(PROBLEM TO SOLVE):
Rewrite the listing below with every "bounding boxes" replaced by "box coordinates" and everything else left unchanged. Omit the pictures from your output.

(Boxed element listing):
::::::
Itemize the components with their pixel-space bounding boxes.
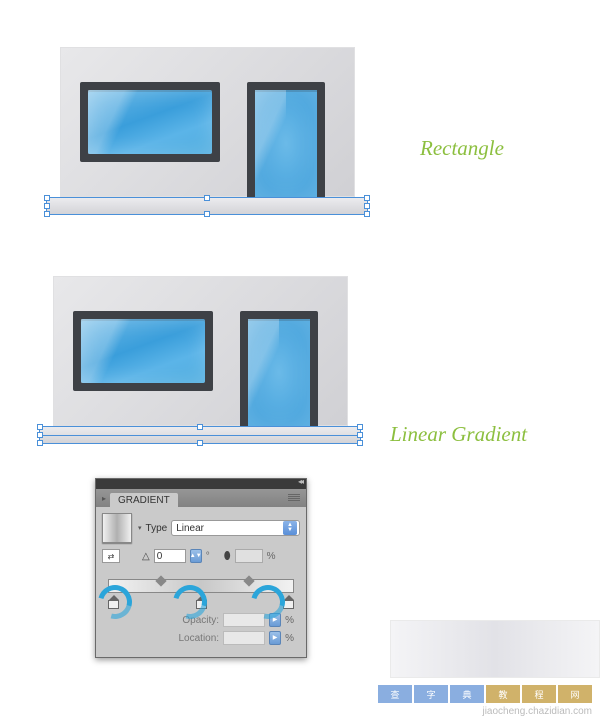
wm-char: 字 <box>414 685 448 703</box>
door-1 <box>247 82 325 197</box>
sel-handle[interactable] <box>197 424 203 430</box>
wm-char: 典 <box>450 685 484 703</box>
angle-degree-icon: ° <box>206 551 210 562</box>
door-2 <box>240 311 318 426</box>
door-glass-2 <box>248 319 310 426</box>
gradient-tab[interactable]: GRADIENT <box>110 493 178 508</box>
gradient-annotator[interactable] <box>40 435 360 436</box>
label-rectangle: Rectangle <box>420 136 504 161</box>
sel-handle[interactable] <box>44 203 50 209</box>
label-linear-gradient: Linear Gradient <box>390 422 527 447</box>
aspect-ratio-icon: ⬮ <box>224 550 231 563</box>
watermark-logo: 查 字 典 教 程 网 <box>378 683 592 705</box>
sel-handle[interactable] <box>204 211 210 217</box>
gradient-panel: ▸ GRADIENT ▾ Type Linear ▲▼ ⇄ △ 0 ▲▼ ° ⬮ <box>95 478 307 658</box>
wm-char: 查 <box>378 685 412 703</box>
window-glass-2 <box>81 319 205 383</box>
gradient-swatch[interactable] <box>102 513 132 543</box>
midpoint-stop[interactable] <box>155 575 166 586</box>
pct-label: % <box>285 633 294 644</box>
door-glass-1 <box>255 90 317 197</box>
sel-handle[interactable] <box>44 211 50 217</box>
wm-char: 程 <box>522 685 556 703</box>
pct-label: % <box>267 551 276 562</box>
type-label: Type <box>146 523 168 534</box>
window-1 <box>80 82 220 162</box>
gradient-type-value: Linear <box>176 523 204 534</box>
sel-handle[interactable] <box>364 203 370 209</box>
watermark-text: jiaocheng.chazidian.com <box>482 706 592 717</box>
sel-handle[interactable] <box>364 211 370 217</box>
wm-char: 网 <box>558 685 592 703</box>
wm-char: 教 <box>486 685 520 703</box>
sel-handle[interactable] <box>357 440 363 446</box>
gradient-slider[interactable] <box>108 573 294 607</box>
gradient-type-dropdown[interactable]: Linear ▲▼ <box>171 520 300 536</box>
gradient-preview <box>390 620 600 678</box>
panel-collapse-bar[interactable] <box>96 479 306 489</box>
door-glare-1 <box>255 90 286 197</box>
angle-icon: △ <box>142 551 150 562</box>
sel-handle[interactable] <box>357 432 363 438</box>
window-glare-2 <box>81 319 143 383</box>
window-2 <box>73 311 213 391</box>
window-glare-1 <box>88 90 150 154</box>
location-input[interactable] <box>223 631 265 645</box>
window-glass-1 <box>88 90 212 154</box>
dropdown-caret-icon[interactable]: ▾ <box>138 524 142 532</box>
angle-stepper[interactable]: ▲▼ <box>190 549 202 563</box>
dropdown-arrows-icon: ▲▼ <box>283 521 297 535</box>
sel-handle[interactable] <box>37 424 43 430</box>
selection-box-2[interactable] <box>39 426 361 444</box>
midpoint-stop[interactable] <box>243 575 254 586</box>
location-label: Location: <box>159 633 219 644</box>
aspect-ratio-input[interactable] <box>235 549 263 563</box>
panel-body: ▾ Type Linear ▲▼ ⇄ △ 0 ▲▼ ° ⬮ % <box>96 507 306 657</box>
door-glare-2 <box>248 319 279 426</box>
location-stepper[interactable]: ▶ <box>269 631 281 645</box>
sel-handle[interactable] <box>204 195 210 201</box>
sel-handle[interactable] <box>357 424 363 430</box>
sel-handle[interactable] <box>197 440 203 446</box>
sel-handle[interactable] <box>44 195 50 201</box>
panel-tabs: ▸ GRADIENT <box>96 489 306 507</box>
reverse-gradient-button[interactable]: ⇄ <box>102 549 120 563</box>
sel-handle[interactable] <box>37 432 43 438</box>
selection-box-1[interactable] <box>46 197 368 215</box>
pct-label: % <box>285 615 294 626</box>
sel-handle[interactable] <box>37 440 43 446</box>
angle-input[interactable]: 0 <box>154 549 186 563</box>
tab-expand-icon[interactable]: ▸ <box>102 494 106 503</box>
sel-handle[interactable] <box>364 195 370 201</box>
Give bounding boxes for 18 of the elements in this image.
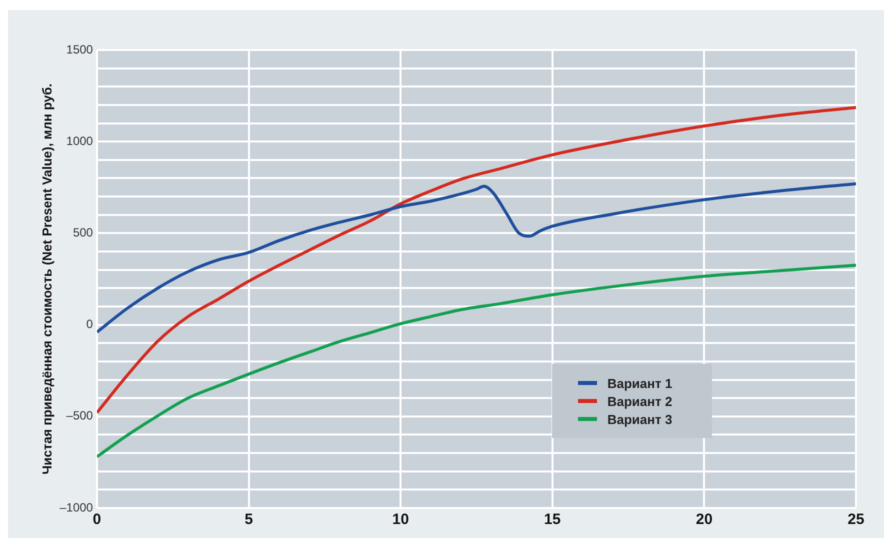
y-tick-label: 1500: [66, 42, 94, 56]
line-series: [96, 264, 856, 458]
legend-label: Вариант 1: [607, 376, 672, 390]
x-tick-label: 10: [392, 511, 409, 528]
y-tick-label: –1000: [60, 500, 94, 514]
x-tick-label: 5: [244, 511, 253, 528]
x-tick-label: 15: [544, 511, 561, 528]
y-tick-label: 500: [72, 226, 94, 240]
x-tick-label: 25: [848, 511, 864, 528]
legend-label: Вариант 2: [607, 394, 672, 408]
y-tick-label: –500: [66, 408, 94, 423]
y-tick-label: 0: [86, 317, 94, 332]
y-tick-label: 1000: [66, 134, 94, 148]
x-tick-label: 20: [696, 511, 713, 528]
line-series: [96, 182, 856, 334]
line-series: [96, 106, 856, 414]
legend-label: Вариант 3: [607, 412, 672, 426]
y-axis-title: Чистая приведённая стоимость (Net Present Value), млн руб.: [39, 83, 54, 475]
::::::
(OUTPUT OF THE TASK):
Itemize the components with their pixel-space box coordinates.
wm-char: 字 <box>414 685 448 703</box>
door-1 <box>247 82 325 197</box>
sel-handle[interactable] <box>197 424 203 430</box>
wm-char: 典 <box>450 685 484 703</box>
angle-degree-icon: ° <box>206 551 210 562</box>
door-2 <box>240 311 318 426</box>
door-glass-2 <box>248 319 310 426</box>
gradient-tab[interactable]: GRADIENT <box>110 493 178 508</box>
gradient-annotator[interactable] <box>40 435 360 436</box>
label-rectangle: Rectangle <box>420 136 504 161</box>
sel-handle[interactable] <box>44 203 50 209</box>
label-linear-gradient: Linear Gradient <box>390 422 527 447</box>
aspect-ratio-icon: ⬮ <box>224 550 231 563</box>
watermark-logo: 查 字 典 教 程 网 <box>378 683 592 705</box>
sel-handle[interactable] <box>204 211 210 217</box>
gradient-panel: ▸ GRADIENT ▾ Type Linear ▲▼ ⇄ △ 0 ▲▼ ° ⬮ <box>95 478 307 658</box>
wm-char: 查 <box>378 685 412 703</box>
window-glass-2 <box>81 319 205 383</box>
gradient-swatch[interactable] <box>102 513 132 543</box>
midpoint-stop[interactable] <box>155 575 166 586</box>
pct-label: % <box>285 633 294 644</box>
door-glass-1 <box>255 90 317 197</box>
sel-handle[interactable] <box>44 211 50 217</box>
wm-char: 程 <box>522 685 556 703</box>
pct-label: % <box>267 551 276 562</box>
type-label: Type <box>146 523 168 534</box>
window-1 <box>80 82 220 162</box>
gradient-type-value: Linear <box>176 523 204 534</box>
sel-handle[interactable] <box>364 203 370 209</box>
watermark-text: jiaocheng.chazidian.com <box>482 706 592 717</box>
sel-handle[interactable] <box>364 211 370 217</box>
wm-char: 网 <box>558 685 592 703</box>
wm-char: 教 <box>486 685 520 703</box>
sel-handle[interactable] <box>357 440 363 446</box>
gradient-slider[interactable] <box>108 573 294 607</box>
gradient-type-dropdown[interactable]: Linear ▲▼ <box>171 520 300 536</box>
gradient-preview <box>390 620 600 678</box>
panel-collapse-bar[interactable] <box>96 479 306 489</box>
door-glare-1 <box>255 90 286 197</box>
angle-icon: △ <box>142 551 150 562</box>
sel-handle[interactable] <box>357 432 363 438</box>
window-glare-2 <box>81 319 143 383</box>
window-2 <box>73 311 213 391</box>
window-glare-1 <box>88 90 150 154</box>
location-input[interactable] <box>223 631 265 645</box>
window-glass-1 <box>88 90 212 154</box>
dropdown-caret-icon[interactable]: ▾ <box>138 524 142 532</box>
angle-stepper[interactable]: ▲▼ <box>190 549 202 563</box>
dropdown-arrows-icon: ▲▼ <box>283 521 297 535</box>
sel-handle[interactable] <box>37 424 43 430</box>
selection-box-2[interactable] <box>39 426 361 444</box>
midpoint-stop[interactable] <box>243 575 254 586</box>
location-label: Location: <box>159 633 219 644</box>
aspect-ratio-input[interactable] <box>235 549 263 563</box>
panel-body: ▾ Type Linear ▲▼ ⇄ △ 0 ▲▼ ° ⬮ % <box>96 507 306 657</box>
door-glare-2 <box>248 319 279 426</box>
location-stepper[interactable]: ▶ <box>269 631 281 645</box>
sel-handle[interactable] <box>204 195 210 201</box>
sel-handle[interactable] <box>357 424 363 430</box>
sel-handle[interactable] <box>197 440 203 446</box>
sel-handle[interactable] <box>44 195 50 201</box>
panel-tabs: ▸ GRADIENT <box>96 489 306 507</box>
reverse-gradient-button[interactable]: ⇄ <box>102 549 120 563</box>
sel-handle[interactable] <box>37 432 43 438</box>
selection-box-1[interactable] <box>46 197 368 215</box>
pct-label: % <box>285 615 294 626</box>
sel-handle[interactable] <box>37 440 43 446</box>
angle-input[interactable]: 0 <box>154 549 186 563</box>
tab-expand-icon[interactable]: ▸ <box>102 494 106 503</box>
sel-handle[interactable] <box>364 195 370 201</box>
Give box coordinates for 18 of the elements in this image.
y-tick-label: 1500: [66, 42, 94, 56]
line-series: [96, 264, 856, 458]
legend-label: Вариант 1: [607, 376, 672, 390]
x-tick-label: 10: [392, 511, 409, 528]
y-tick-label: –1000: [60, 500, 94, 514]
x-tick-label: 5: [244, 511, 253, 528]
x-tick-label: 15: [544, 511, 561, 528]
y-tick-label: 500: [72, 226, 94, 240]
x-tick-label: 25: [848, 511, 864, 528]
legend-label: Вариант 2: [607, 394, 672, 408]
y-tick-label: –500: [66, 408, 94, 423]
y-tick-label: 0: [86, 317, 94, 332]
y-tick-label: 1000: [66, 134, 94, 148]
x-tick-label: 20: [696, 511, 713, 528]
line-series: [96, 182, 856, 334]
line-series: [96, 106, 856, 414]
legend-label: Вариант 3: [607, 412, 672, 426]
y-axis-title: Чистая приведённая стоимость (Net Present Value), млн руб.: [39, 83, 54, 475]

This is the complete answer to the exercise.